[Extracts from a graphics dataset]
begin
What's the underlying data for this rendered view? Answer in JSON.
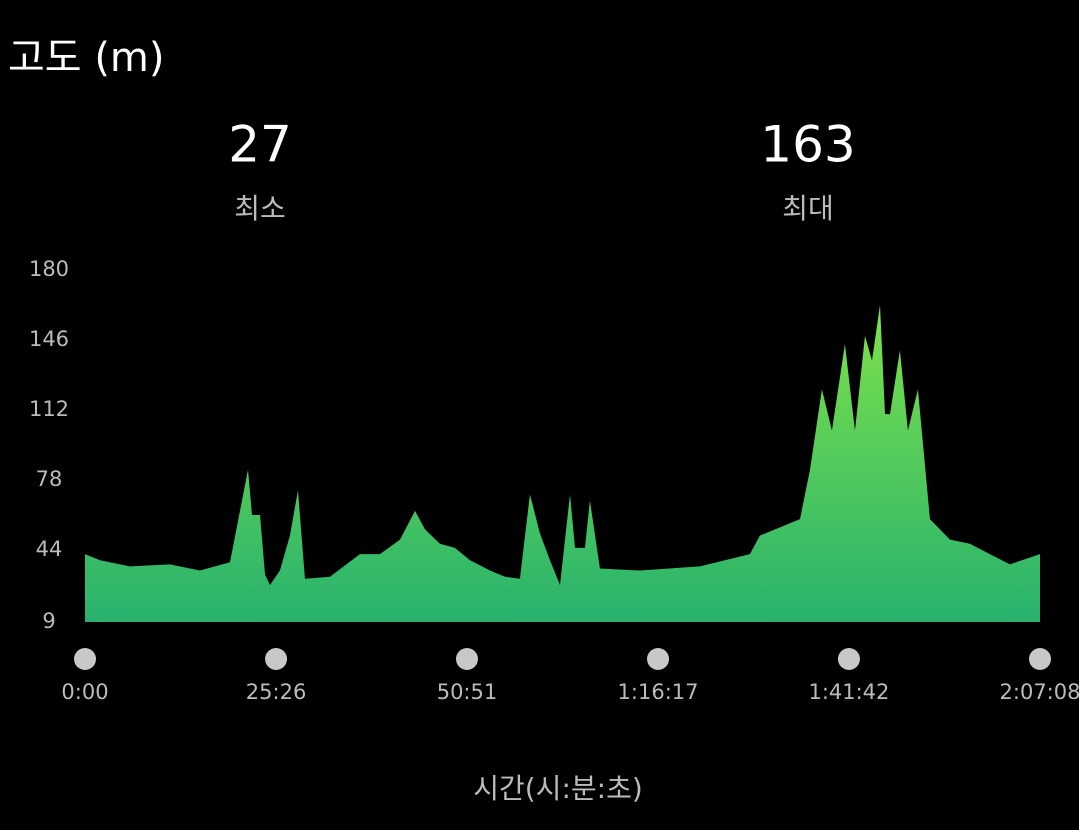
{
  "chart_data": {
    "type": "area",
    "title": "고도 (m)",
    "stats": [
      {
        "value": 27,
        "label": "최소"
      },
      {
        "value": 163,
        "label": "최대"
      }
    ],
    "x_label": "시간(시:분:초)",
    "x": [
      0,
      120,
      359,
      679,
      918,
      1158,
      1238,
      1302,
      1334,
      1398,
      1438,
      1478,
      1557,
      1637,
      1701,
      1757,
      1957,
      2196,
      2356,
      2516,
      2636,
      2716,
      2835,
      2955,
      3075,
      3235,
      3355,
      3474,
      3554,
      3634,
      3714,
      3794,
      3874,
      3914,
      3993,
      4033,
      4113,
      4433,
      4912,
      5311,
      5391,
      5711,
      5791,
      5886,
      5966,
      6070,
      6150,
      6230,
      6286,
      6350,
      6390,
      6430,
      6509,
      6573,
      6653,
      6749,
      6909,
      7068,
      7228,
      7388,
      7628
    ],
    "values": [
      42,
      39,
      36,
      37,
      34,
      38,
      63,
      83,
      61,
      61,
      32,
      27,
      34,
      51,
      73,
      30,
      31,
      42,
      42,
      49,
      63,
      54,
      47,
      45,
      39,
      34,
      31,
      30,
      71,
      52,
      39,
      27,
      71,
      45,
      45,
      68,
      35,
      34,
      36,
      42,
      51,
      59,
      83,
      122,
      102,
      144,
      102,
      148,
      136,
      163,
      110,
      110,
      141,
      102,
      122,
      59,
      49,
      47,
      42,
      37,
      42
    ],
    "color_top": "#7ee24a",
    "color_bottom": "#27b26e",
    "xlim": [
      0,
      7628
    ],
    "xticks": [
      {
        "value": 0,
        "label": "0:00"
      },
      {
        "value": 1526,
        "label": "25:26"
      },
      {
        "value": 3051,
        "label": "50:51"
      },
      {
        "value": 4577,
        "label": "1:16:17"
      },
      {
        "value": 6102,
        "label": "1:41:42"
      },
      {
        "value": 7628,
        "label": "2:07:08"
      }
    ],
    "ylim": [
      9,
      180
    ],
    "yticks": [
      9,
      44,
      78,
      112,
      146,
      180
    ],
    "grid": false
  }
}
end
begin
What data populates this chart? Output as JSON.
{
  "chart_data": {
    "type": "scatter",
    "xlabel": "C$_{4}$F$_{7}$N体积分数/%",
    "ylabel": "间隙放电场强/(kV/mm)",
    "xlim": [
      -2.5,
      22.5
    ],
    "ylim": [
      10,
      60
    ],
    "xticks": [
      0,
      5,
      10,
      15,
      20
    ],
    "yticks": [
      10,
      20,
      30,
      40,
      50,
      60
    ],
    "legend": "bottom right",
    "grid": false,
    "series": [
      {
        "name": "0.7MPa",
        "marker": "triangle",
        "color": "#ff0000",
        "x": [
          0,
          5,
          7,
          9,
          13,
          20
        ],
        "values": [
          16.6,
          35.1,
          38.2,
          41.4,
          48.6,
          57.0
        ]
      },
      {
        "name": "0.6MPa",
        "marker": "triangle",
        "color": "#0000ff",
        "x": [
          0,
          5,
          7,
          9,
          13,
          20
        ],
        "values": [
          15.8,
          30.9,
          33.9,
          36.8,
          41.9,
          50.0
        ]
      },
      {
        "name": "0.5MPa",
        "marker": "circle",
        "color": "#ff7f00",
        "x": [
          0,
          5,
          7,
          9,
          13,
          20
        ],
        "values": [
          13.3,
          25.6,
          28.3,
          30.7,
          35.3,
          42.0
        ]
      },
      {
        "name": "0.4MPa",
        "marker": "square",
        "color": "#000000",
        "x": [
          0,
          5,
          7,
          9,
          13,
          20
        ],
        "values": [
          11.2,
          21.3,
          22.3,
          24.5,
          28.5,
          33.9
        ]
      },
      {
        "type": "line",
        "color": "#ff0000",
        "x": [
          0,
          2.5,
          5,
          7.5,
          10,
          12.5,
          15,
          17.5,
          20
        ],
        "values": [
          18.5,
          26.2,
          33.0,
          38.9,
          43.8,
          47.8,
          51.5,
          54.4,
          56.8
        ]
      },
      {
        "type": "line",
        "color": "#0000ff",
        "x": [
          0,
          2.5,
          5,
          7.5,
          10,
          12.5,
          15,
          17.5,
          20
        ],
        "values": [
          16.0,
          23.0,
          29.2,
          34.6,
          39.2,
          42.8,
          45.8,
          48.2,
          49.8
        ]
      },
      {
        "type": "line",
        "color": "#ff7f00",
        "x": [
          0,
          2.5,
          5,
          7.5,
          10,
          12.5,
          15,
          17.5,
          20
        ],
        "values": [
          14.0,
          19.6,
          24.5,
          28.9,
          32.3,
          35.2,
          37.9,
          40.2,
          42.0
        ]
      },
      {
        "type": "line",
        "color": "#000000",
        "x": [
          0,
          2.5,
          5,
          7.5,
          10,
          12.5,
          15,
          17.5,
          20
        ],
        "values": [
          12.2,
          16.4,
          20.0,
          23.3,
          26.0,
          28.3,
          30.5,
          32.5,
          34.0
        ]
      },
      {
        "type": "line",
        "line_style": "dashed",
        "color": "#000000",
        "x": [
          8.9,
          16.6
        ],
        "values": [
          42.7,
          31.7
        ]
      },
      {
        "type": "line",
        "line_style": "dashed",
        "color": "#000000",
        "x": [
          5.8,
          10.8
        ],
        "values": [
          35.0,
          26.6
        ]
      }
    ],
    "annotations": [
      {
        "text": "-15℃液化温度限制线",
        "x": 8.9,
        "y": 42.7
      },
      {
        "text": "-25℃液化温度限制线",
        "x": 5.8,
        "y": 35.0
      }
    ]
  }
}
end
State how many lines include the string "marker". Give no other information.

### Reply
4